> **Written request**
Omit the pictures, please, and give each record below again exactly.

--- Start of Records for this exercise ---

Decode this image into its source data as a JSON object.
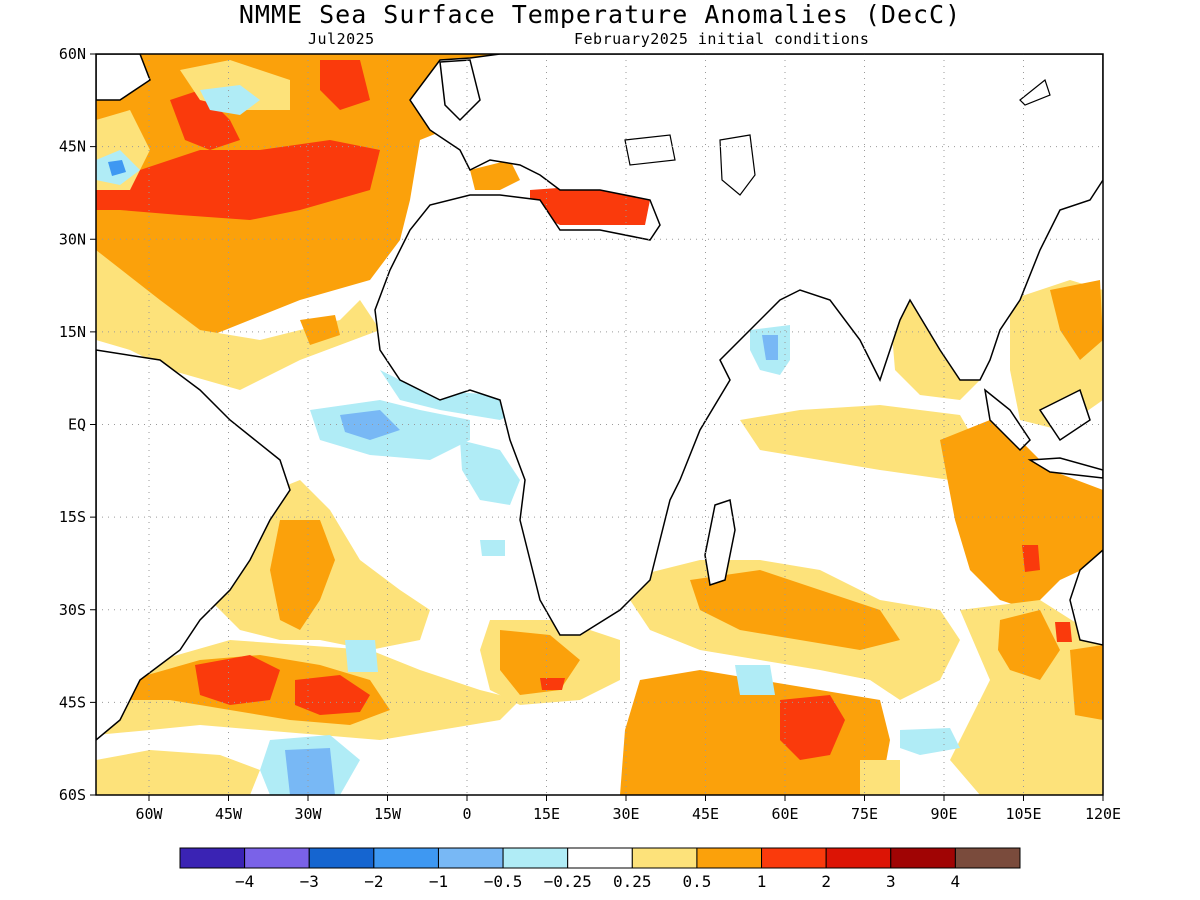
{
  "header": {
    "title": "NMME Sea Surface Temperature Anomalies (DecC)",
    "subtitle_left": "Jul2025",
    "subtitle_right": "February2025 initial conditions"
  },
  "axes": {
    "lat_labels": [
      "60N",
      "45N",
      "30N",
      "15N",
      "EQ",
      "15S",
      "30S",
      "45S",
      "60S"
    ],
    "lon_labels": [
      "60W",
      "45W",
      "30W",
      "15W",
      "0",
      "15E",
      "30E",
      "45E",
      "60E",
      "75E",
      "90E",
      "105E",
      "120E"
    ],
    "lat_values": [
      60,
      45,
      30,
      15,
      0,
      -15,
      -30,
      -45,
      -60
    ],
    "lon_values": [
      -60,
      -45,
      -30,
      -15,
      0,
      15,
      30,
      45,
      60,
      75,
      90,
      105,
      120
    ],
    "lat_range": [
      -60,
      60
    ],
    "lon_range": [
      -70,
      120
    ],
    "grid": "dotted"
  },
  "colorbar": {
    "colors": [
      "#3a23b4",
      "#7a62e8",
      "#1565d0",
      "#3e98f2",
      "#78b8f5",
      "#b0ecf6",
      "#ffffff",
      "#fde27a",
      "#fba10b",
      "#fa3a0c",
      "#dc1405",
      "#a00404",
      "#7a4b3c"
    ],
    "labels": [
      "-4",
      "-3",
      "-2",
      "-1",
      "-0.5",
      "-0.25",
      "0.25",
      "0.5",
      "1",
      "2",
      "3",
      "4"
    ]
  }
}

--- End of Records for this exercise ---

> **The solution**
Decode this image into its source data as a JSON object.
{
  "header": {
    "title": "NMME Sea Surface Temperature Anomalies (DecC)",
    "subtitle_left": "Jul2025",
    "subtitle_right": "February2025 initial conditions"
  },
  "axes": {
    "lat_labels": [
      "60N",
      "45N",
      "30N",
      "15N",
      "EQ",
      "15S",
      "30S",
      "45S",
      "60S"
    ],
    "lon_labels": [
      "60W",
      "45W",
      "30W",
      "15W",
      "0",
      "15E",
      "30E",
      "45E",
      "60E",
      "75E",
      "90E",
      "105E",
      "120E"
    ],
    "lat_values": [
      60,
      45,
      30,
      15,
      0,
      -15,
      -30,
      -45,
      -60
    ],
    "lon_values": [
      -60,
      -45,
      -30,
      -15,
      0,
      15,
      30,
      45,
      60,
      75,
      90,
      105,
      120
    ],
    "lat_range": [
      -60,
      60
    ],
    "lon_range": [
      -70,
      120
    ],
    "grid": "dotted"
  },
  "colorbar": {
    "colors": [
      "#3a23b4",
      "#7a62e8",
      "#1565d0",
      "#3e98f2",
      "#78b8f5",
      "#b0ecf6",
      "#ffffff",
      "#fde27a",
      "#fba10b",
      "#fa3a0c",
      "#dc1405",
      "#a00404",
      "#7a4b3c"
    ],
    "labels": [
      "-4",
      "-3",
      "-2",
      "-1",
      "-0.5",
      "-0.25",
      "0.25",
      "0.5",
      "1",
      "2",
      "3",
      "4"
    ]
  }
}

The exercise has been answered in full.